WHAT YOU NEED TO DO:
Output the material below unchanged, apart from leaving out the pictures.

[START]

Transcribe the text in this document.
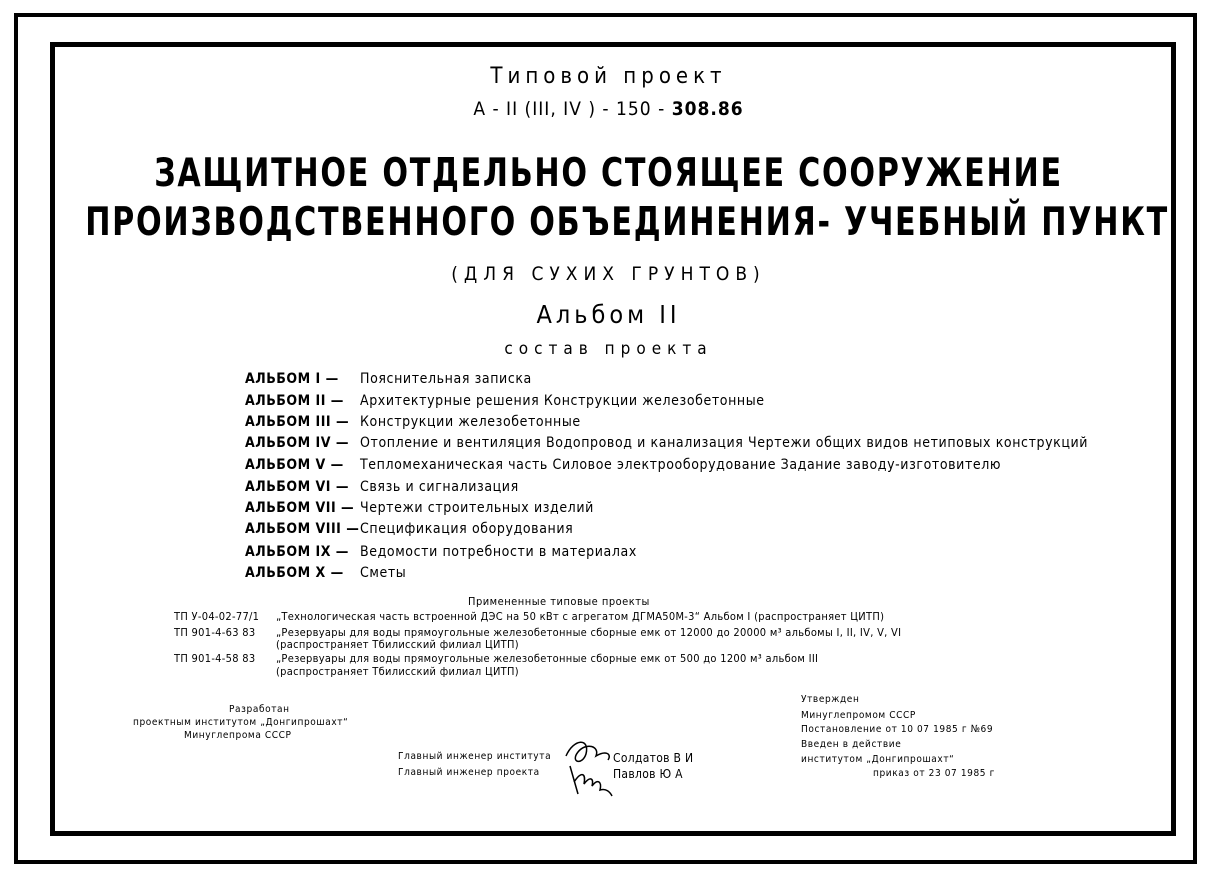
Типовой проект
А - II (III, IV ) - 150 - 308.86
ЗАЩИТНОЕ ОТДЕЛЬНО СТОЯЩЕЕ СООРУЖЕНИЕ
ПРОИЗВОДСТВЕННОГО ОБЪЕДИНЕНИЯ- УЧЕБНЫЙ ПУНКТ
(ДЛЯ СУХИХ ГРУНТОВ)
Альбом II
состав проекта
АЛЬБОМ I — Пояснительная записка
АЛЬБОМ II — Архитектурные решения Конструкции железобетонные
АЛЬБОМ III — Конструкции железобетонные
АЛЬБОМ IV — Отопление и вентиляция Водопровод и канализация Чертежи общих видов нетиповых конструкций
АЛЬБОМ V — Тепломеханическая часть Силовое электрооборудование Задание заводу-изготовителю
АЛЬБОМ VI — Связь и сигнализация
АЛЬБОМ VII — Чертежи строительных изделий
АЛЬБОМ VIII —Спецификация оборудования
АЛЬБОМ IX — Ведомости потребности в материалах
АЛЬБОМ X — Сметы
Примененные типовые проекты
ТП У-04-02-77/1 „Технологическая часть встроенной ДЭС на 50 кВт с агрегатом ДГМА50М-3“ Альбом I (распространяет ЦИТП)
ТП 901-4-63 83 „Резервуары для воды прямоугольные железобетонные сборные емк от 12000 до 20000 м³ альбомы I, II, IV, V, VI
(распространяет Тбилисский филиал ЦИТП)
ТП 901-4-58 83 „Резервуары для воды прямоугольные железобетонные сборные емк от 500 до 1200 м³ альбом III
(распространяет Тбилисский филиал ЦИТП)
Разработан
проектным институтом „Донгипрошахт“
Минуглепрома СССР
Главный инженер института	Солдатов В И
Главный инженер проекта	Павлов Ю А
Утвержден
Минуглепромом СССР
Постановление от 10 07 1985 г №69
Введен в действие
институтом „Донгипрошахт“
приказ от 23 07 1985 г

[END]

ANSWER TO THE TASK:
Transcribe the text in this document.
Типовой проект
А - II (III, IV ) - 150 - 308.86
ЗАЩИТНОЕ ОТДЕЛЬНО СТОЯЩЕЕ СООРУЖЕНИЕ
ПРОИЗВОДСТВЕННОГО ОБЪЕДИНЕНИЯ- УЧЕБНЫЙ ПУНКТ
(ДЛЯ СУХИХ ГРУНТОВ)
Альбом II
состав проекта
АЛЬБОМ I — Пояснительная записка
АЛЬБОМ II — Архитектурные решения Конструкции железобетонные
АЛЬБОМ III — Конструкции железобетонные
АЛЬБОМ IV — Отопление и вентиляция Водопровод и канализация Чертежи общих видов нетиповых конструкций
АЛЬБОМ V — Тепломеханическая часть Силовое электрооборудование Задание заводу-изготовителю
АЛЬБОМ VI — Связь и сигнализация
АЛЬБОМ VII — Чертежи строительных изделий
АЛЬБОМ VIII —Спецификация оборудования
АЛЬБОМ IX — Ведомости потребности в материалах
АЛЬБОМ X — Сметы
Примененные типовые проекты
ТП У-04-02-77/1 „Технологическая часть встроенной ДЭС на 50 кВт с агрегатом ДГМА50М-3“ Альбом I (распространяет ЦИТП)
ТП 901-4-63 83 „Резервуары для воды прямоугольные железобетонные сборные емк от 12000 до 20000 м³ альбомы I, II, IV, V, VI
(распространяет Тбилисский филиал ЦИТП)
ТП 901-4-58 83 „Резервуары для воды прямоугольные железобетонные сборные емк от 500 до 1200 м³ альбом III
(распространяет Тбилисский филиал ЦИТП)
Разработан
проектным институтом „Донгипрошахт“
Минуглепрома СССР
Главный инженер института	Солдатов В И
Главный инженер проекта	Павлов Ю А
Утвержден
Минуглепромом СССР
Постановление от 10 07 1985 г №69
Введен в действие
институтом „Донгипрошахт“
приказ от 23 07 1985 г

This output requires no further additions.